*SUPPLIED MATERIAL*.
§ §

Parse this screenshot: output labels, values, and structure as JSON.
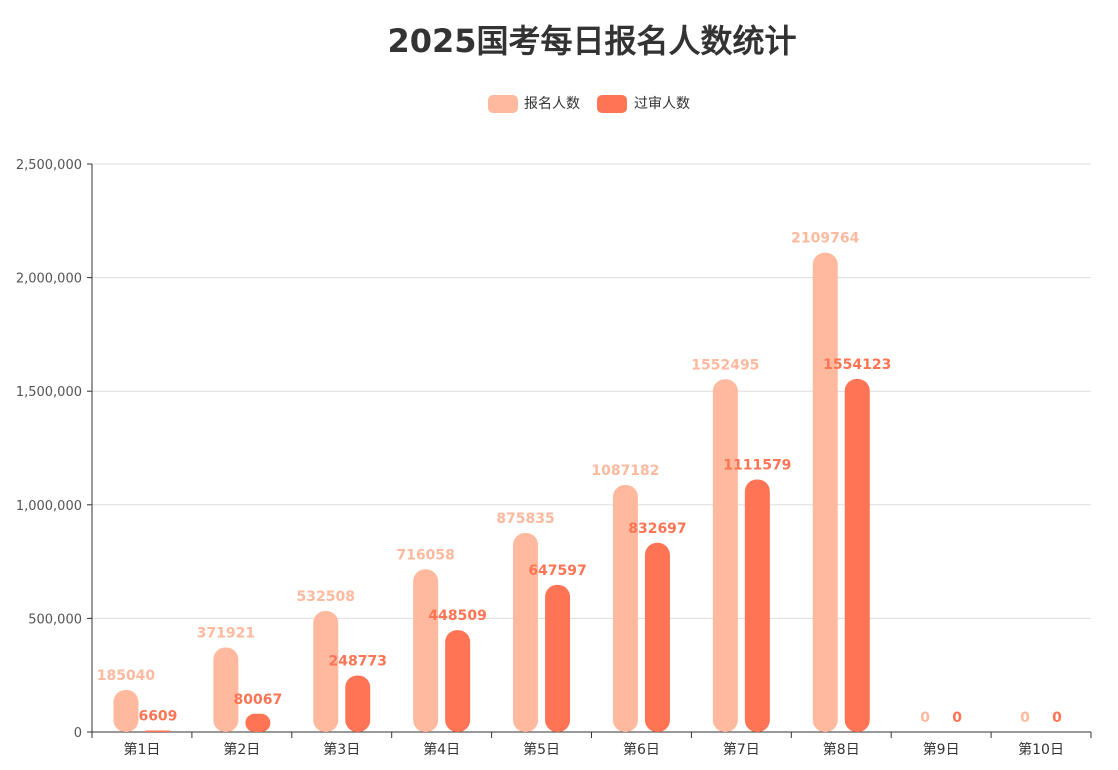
{
  "chart_data": {
    "type": "bar",
    "title": "2025国考每日报名人数统计",
    "categories": [
      "第1日",
      "第2日",
      "第3日",
      "第4日",
      "第5日",
      "第6日",
      "第7日",
      "第8日",
      "第9日",
      "第10日"
    ],
    "series": [
      {
        "name": "报名人数",
        "color": "#FFB99E",
        "values": [
          185040,
          371921,
          532508,
          716058,
          875835,
          1087182,
          1552495,
          2109764,
          0,
          0
        ]
      },
      {
        "name": "过审人数",
        "color": "#FF7454",
        "values": [
          6609,
          80067,
          248773,
          448509,
          647597,
          832697,
          1111579,
          1554123,
          0,
          0
        ]
      }
    ],
    "ylim": [
      0,
      2500000
    ],
    "yticks": [
      0,
      500000,
      1000000,
      1500000,
      2000000,
      2500000
    ],
    "ytick_labels": [
      "0",
      "500,000",
      "1,000,000",
      "1,500,000",
      "2,000,000",
      "2,500,000"
    ],
    "grid": true,
    "legend_position": "top-center"
  }
}
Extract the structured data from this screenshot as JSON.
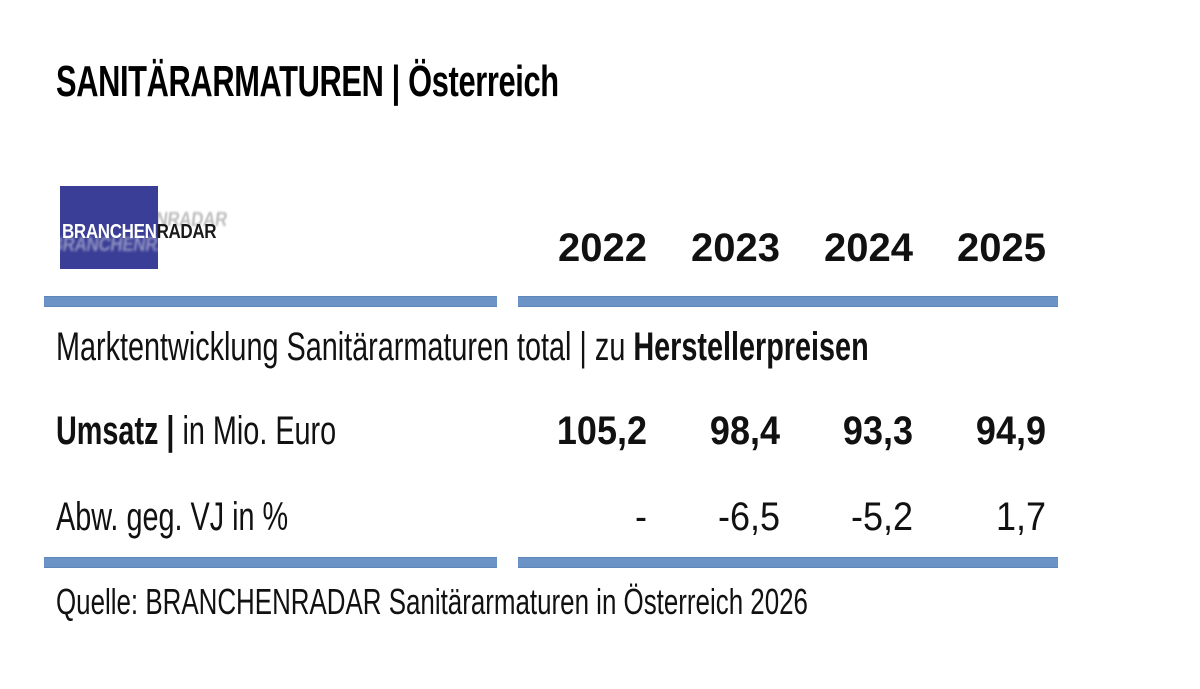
{
  "title": "SANITÄRARMATUREN | Österreich",
  "logo": {
    "part1": "BRANCHEN",
    "part2": "RADAR"
  },
  "table": {
    "years": [
      "2022",
      "2023",
      "2024",
      "2025"
    ],
    "section_title": {
      "regular": "Marktentwicklung Sanitärarmaturen total | zu ",
      "bold": "Herstellerpreisen"
    },
    "rows": [
      {
        "label_bold": "Umsatz |",
        "label_regular": " in Mio. Euro",
        "values": [
          "105,2",
          "98,4",
          "93,3",
          "94,9"
        ]
      },
      {
        "label_bold": "",
        "label_regular": "Abw. geg. VJ in %",
        "values": [
          "-",
          "-6,5",
          "-5,2",
          "1,7"
        ]
      }
    ]
  },
  "source": "Quelle: BRANCHENRADAR Sanitärarmaturen in Österreich 2026",
  "colors": {
    "rule_blue": "#6b93c6",
    "logo_blue": "#3b3e96",
    "text": "#111111"
  },
  "chart_data": {
    "type": "table",
    "title": "SANITÄRARMATUREN | Österreich",
    "subtitle": "Marktentwicklung Sanitärarmaturen total | zu Herstellerpreisen",
    "categories": [
      "2022",
      "2023",
      "2024",
      "2025"
    ],
    "series": [
      {
        "name": "Umsatz | in Mio. Euro",
        "values": [
          105.2,
          98.4,
          93.3,
          94.9
        ]
      },
      {
        "name": "Abw. geg. VJ in %",
        "values": [
          null,
          -6.5,
          -5.2,
          1.7
        ]
      }
    ],
    "source": "Quelle: BRANCHENRADAR Sanitärarmaturen in Österreich 2026"
  }
}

§ §

*THE EXERCISE*. Reproduce each line of the material containing the word "name".

*SOLVED EXERCISE*.
        "name": "报名人数",
        "name": "过审人数",
        "name": "Umsatz | in Mio. Euro",
        "name": "Abw. geg. VJ in %",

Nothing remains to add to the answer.